> The request: Transcribe the material exactly. Images do not belong in the copy.

> Exercise inputs:

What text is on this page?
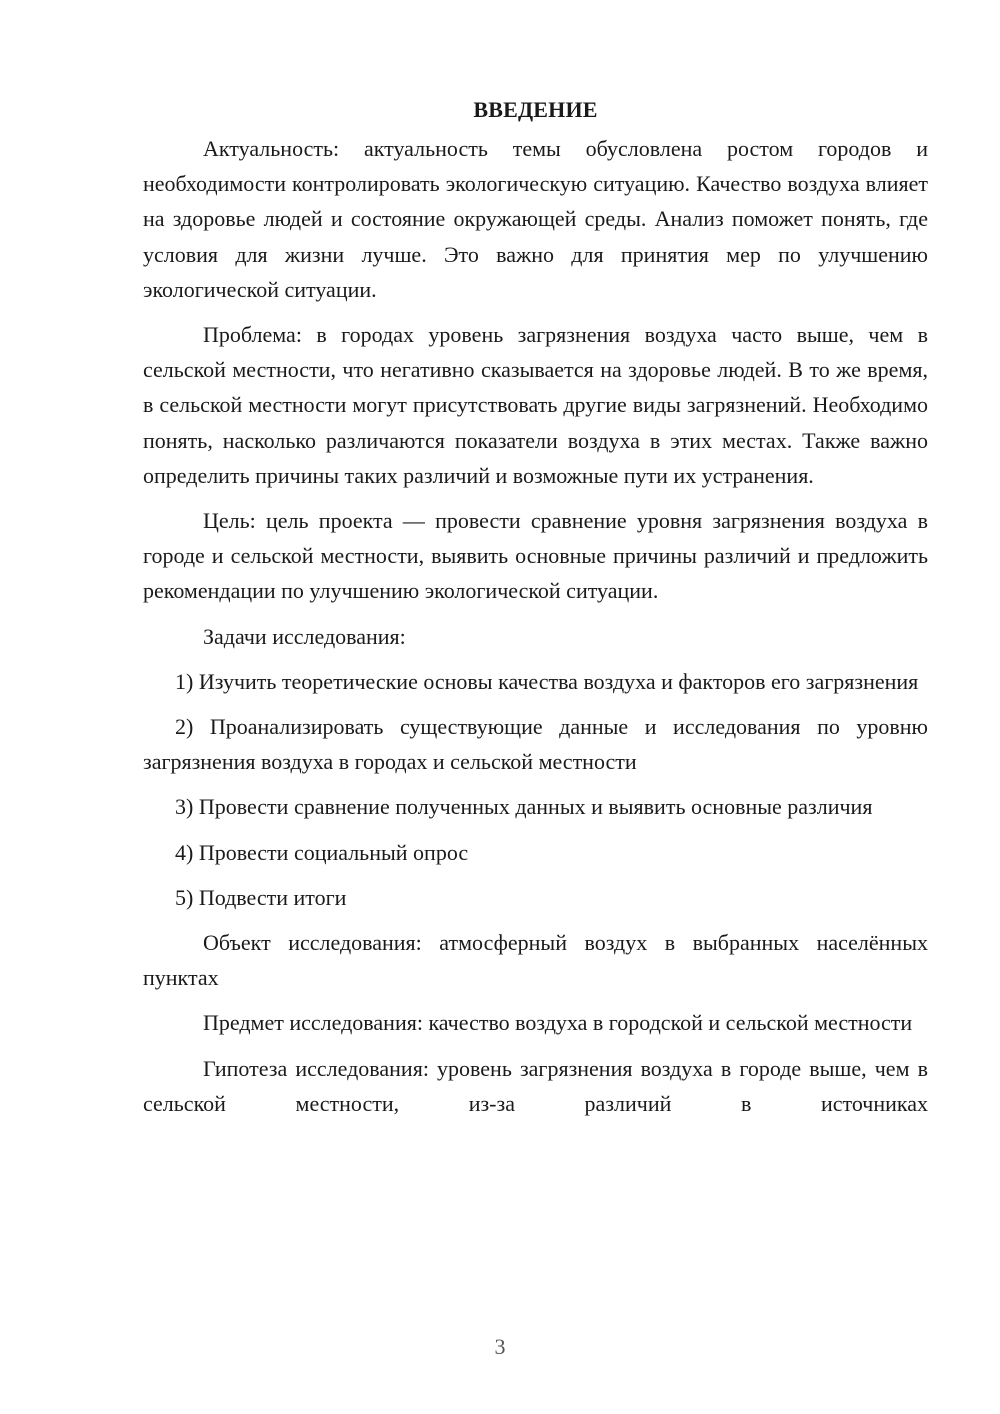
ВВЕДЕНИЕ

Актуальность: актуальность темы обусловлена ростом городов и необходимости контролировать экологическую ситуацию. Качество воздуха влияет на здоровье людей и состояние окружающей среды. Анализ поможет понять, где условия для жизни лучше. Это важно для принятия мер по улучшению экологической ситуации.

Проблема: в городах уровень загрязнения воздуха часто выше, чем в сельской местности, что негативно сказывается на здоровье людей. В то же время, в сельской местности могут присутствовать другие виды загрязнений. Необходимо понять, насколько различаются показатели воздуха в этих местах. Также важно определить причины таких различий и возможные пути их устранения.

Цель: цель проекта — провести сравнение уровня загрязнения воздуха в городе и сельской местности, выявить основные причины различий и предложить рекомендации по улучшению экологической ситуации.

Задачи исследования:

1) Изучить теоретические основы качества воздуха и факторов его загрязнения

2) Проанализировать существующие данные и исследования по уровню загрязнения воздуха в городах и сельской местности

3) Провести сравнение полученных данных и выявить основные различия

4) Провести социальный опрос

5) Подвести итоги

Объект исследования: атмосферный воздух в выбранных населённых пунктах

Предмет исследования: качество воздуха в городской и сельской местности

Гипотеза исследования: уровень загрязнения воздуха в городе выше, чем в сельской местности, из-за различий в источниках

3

> Exercise response:
What text is on this page?
ВВЕДЕНИЕ

Актуальность: актуальность темы обусловлена ростом городов и необходимости контролировать экологическую ситуацию. Качество воздуха влияет на здоровье людей и состояние окружающей среды. Анализ поможет понять, где условия для жизни лучше. Это важно для принятия мер по улучшению экологической ситуации.

Проблема: в городах уровень загрязнения воздуха часто выше, чем в сельской местности, что негативно сказывается на здоровье людей. В то же время, в сельской местности могут присутствовать другие виды загрязнений. Необходимо понять, насколько различаются показатели воздуха в этих местах. Также важно определить причины таких различий и возможные пути их устранения.

Цель: цель проекта — провести сравнение уровня загрязнения воздуха в городе и сельской местности, выявить основные причины различий и предложить рекомендации по улучшению экологической ситуации.

Задачи исследования:

1) Изучить теоретические основы качества воздуха и факторов его загрязнения

2) Проанализировать существующие данные и исследования по уровню загрязнения воздуха в городах и сельской местности

3) Провести сравнение полученных данных и выявить основные различия

4) Провести социальный опрос

5) Подвести итоги

Объект исследования: атмосферный воздух в выбранных населённых пунктах

Предмет исследования: качество воздуха в городской и сельской местности

Гипотеза исследования: уровень загрязнения воздуха в городе выше, чем в сельской местности, из-за различий в источниках

3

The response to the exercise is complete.